### Given problem
Give an exact copy of every line, leaving images out.

### Recorded data

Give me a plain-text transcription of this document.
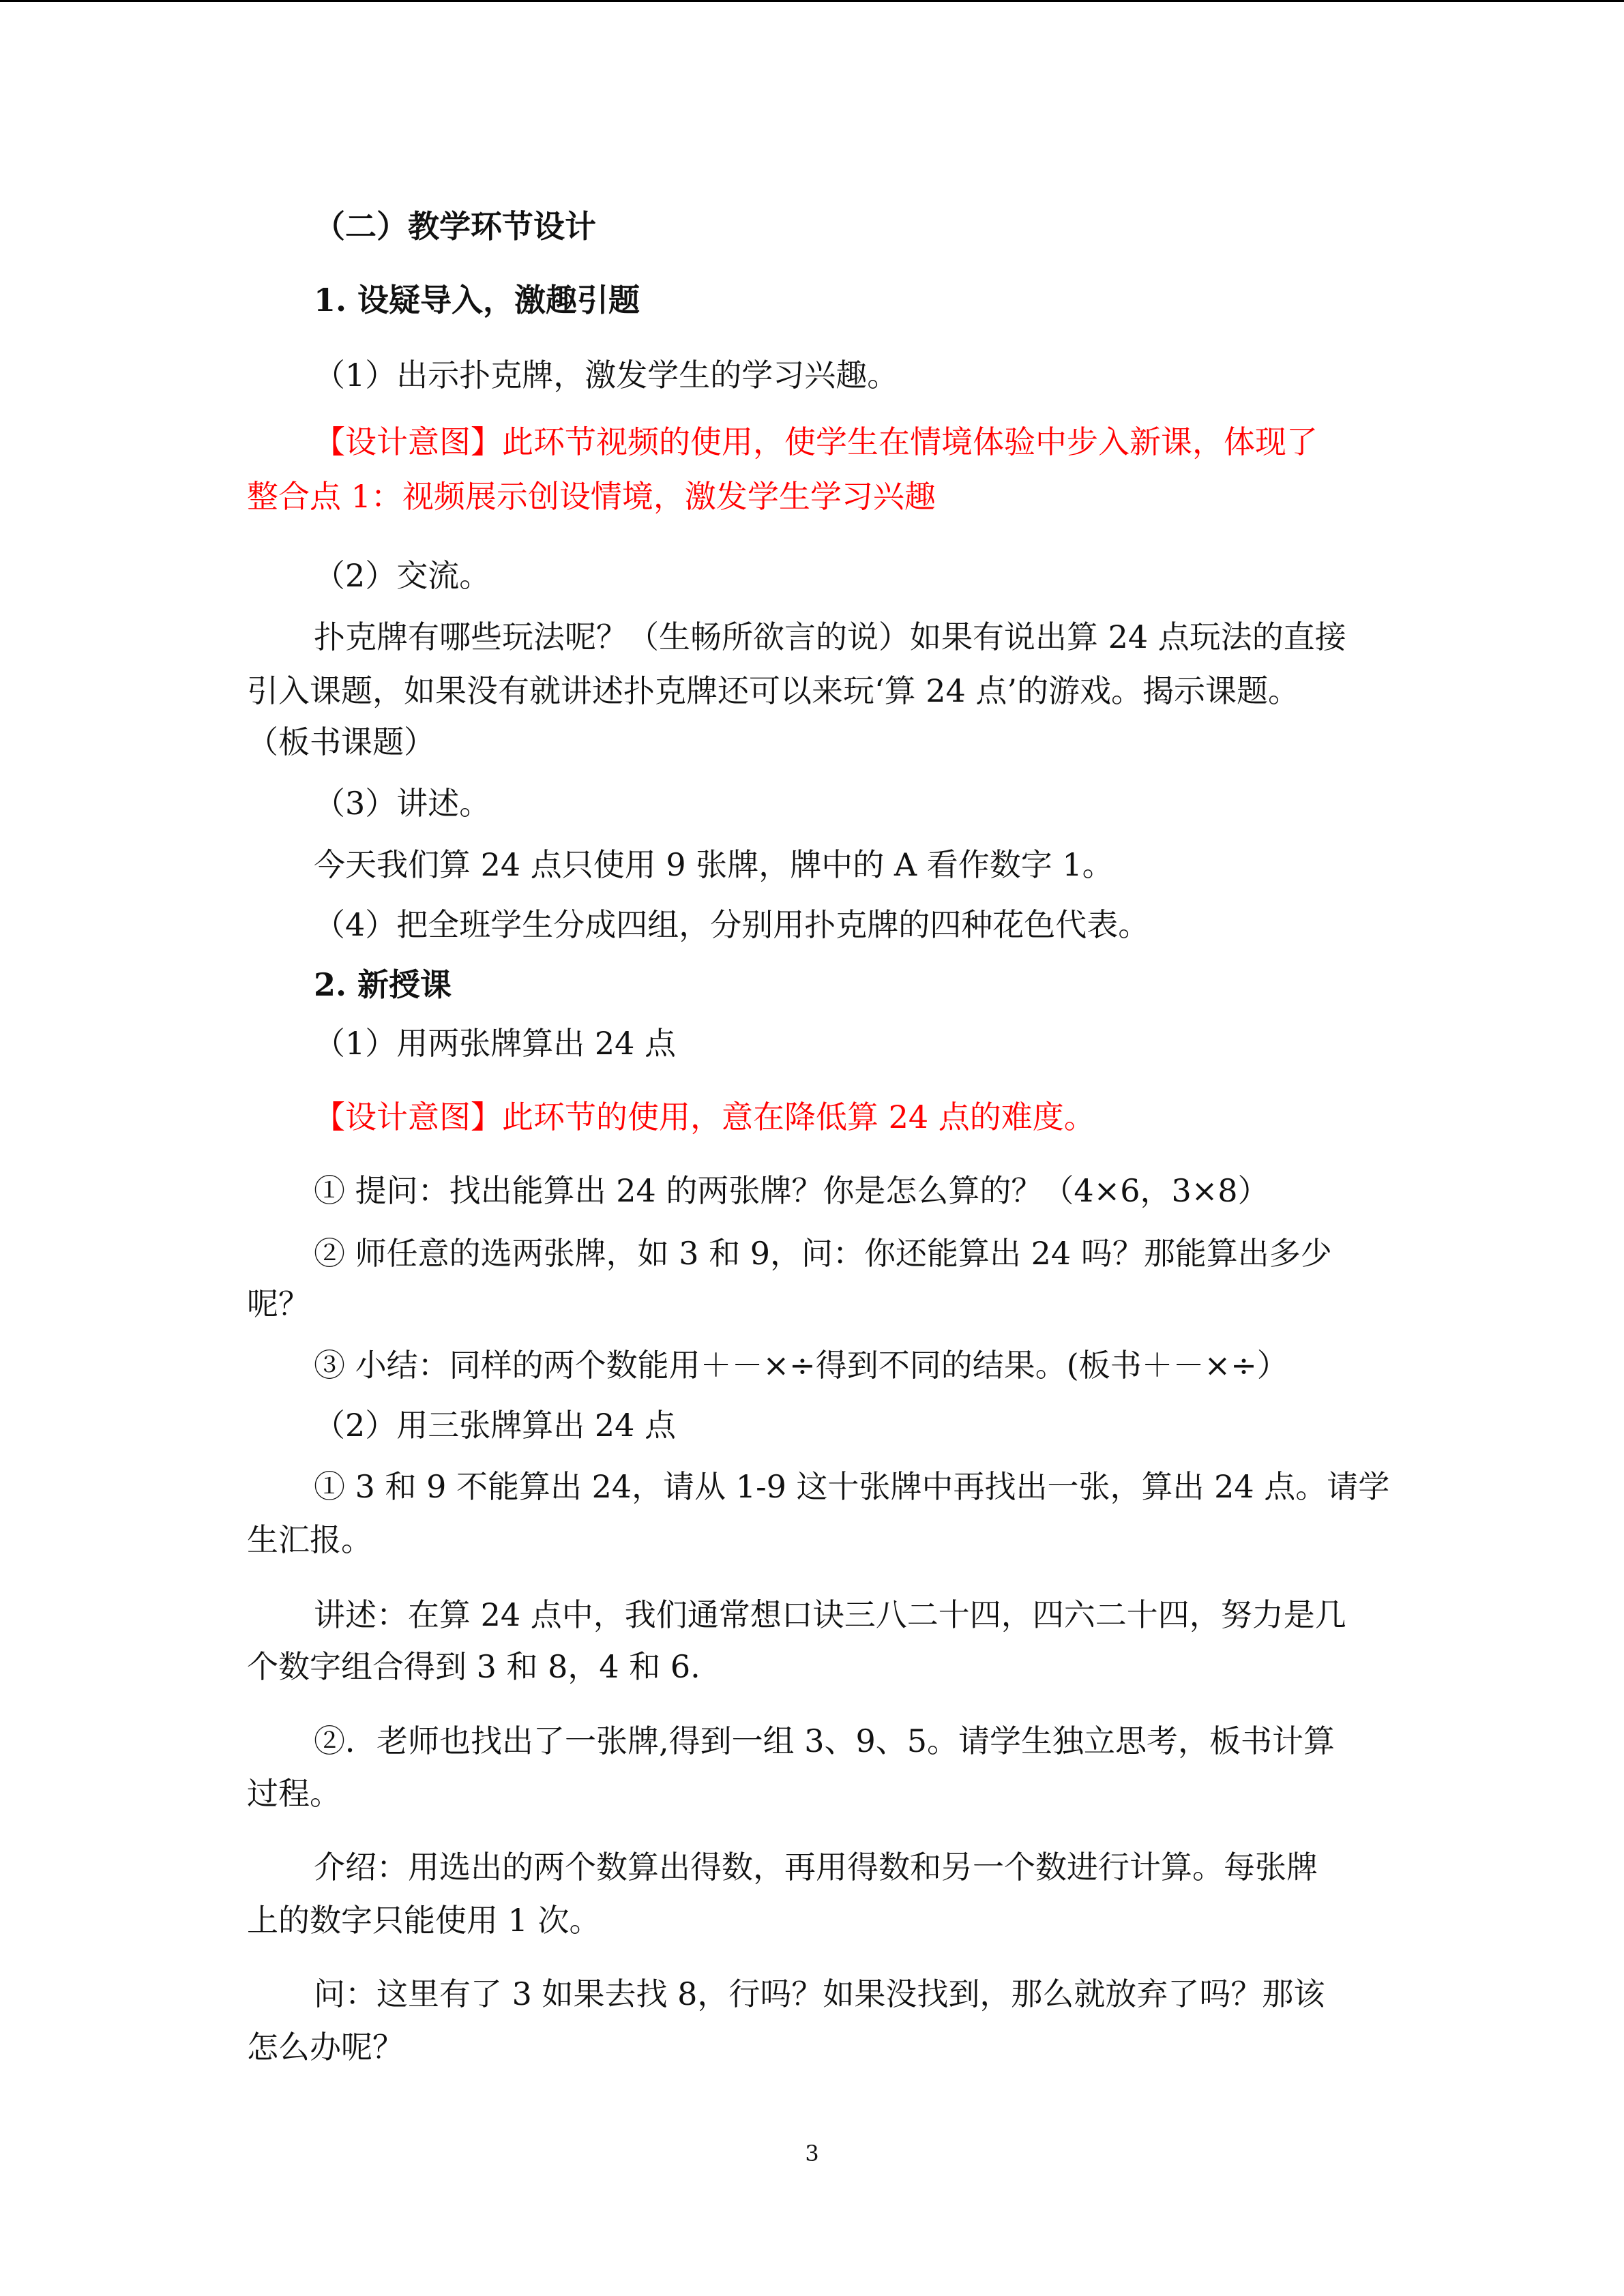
（二）教学环节设计

1. 设疑导入，激趣引题

（1）出示扑克牌，激发学生的学习兴趣。

【设计意图】此环节视频的使用，使学生在情境体验中步入新课，体现了

整合点 1：视频展示创设情境，激发学生学习兴趣

（2）交流。

扑克牌有哪些玩法呢？（生畅所欲言的说）如果有说出算 24 点玩法的直接

引入课题，如果没有就讲述扑克牌还可以来玩‘算 24 点’的游戏。揭示课题。

（板书课题）

（3）讲述。

今天我们算 24 点只使用 9 张牌，牌中的 A 看作数字 1。

（4）把全班学生分成四组，分别用扑克牌的四种花色代表。

2. 新授课

（1）用两张牌算出 24 点

【设计意图】此环节的使用，意在降低算 24 点的难度。

① 提问：找出能算出 24 的两张牌？你是怎么算的？（4×6，3×8）

② 师任意的选两张牌，如 3 和 9，问：你还能算出 24 吗？那能算出多少

呢？

③ 小结：同样的两个数能用＋－×÷得到不同的结果。(板书＋－×÷）

（2）用三张牌算出 24 点

① 3 和 9 不能算出 24，请从 1-9 这十张牌中再找出一张，算出 24 点。请学

生汇报。

讲述：在算 24 点中，我们通常想口诀三八二十四，四六二十四，努力是几

个数字组合得到 3 和 8，4 和 6.

②．老师也找出了一张牌,得到一组 3、9、5。请学生独立思考，板书计算

过程。

介绍：用选出的两个数算出得数，再用得数和另一个数进行计算。每张牌

上的数字只能使用 1 次。

问：这里有了 3 如果去找 8，行吗？如果没找到，那么就放弃了吗？那该

怎么办呢？

3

### Answer for the task
Give me a plain-text transcription of this document.
（二）教学环节设计

1. 设疑导入，激趣引题

（1）出示扑克牌，激发学生的学习兴趣。

【设计意图】此环节视频的使用，使学生在情境体验中步入新课，体现了

整合点 1：视频展示创设情境，激发学生学习兴趣

（2）交流。

扑克牌有哪些玩法呢？（生畅所欲言的说）如果有说出算 24 点玩法的直接

引入课题，如果没有就讲述扑克牌还可以来玩‘算 24 点’的游戏。揭示课题。

（板书课题）

（3）讲述。

今天我们算 24 点只使用 9 张牌，牌中的 A 看作数字 1。

（4）把全班学生分成四组，分别用扑克牌的四种花色代表。

2. 新授课

（1）用两张牌算出 24 点

【设计意图】此环节的使用，意在降低算 24 点的难度。

① 提问：找出能算出 24 的两张牌？你是怎么算的？（4×6，3×8）

② 师任意的选两张牌，如 3 和 9，问：你还能算出 24 吗？那能算出多少

呢？

③ 小结：同样的两个数能用＋－×÷得到不同的结果。(板书＋－×÷）

（2）用三张牌算出 24 点

① 3 和 9 不能算出 24，请从 1-9 这十张牌中再找出一张，算出 24 点。请学

生汇报。

讲述：在算 24 点中，我们通常想口诀三八二十四，四六二十四，努力是几

个数字组合得到 3 和 8，4 和 6.

②．老师也找出了一张牌,得到一组 3、9、5。请学生独立思考，板书计算

过程。

介绍：用选出的两个数算出得数，再用得数和另一个数进行计算。每张牌

上的数字只能使用 1 次。

问：这里有了 3 如果去找 8，行吗？如果没找到，那么就放弃了吗？那该

怎么办呢？

3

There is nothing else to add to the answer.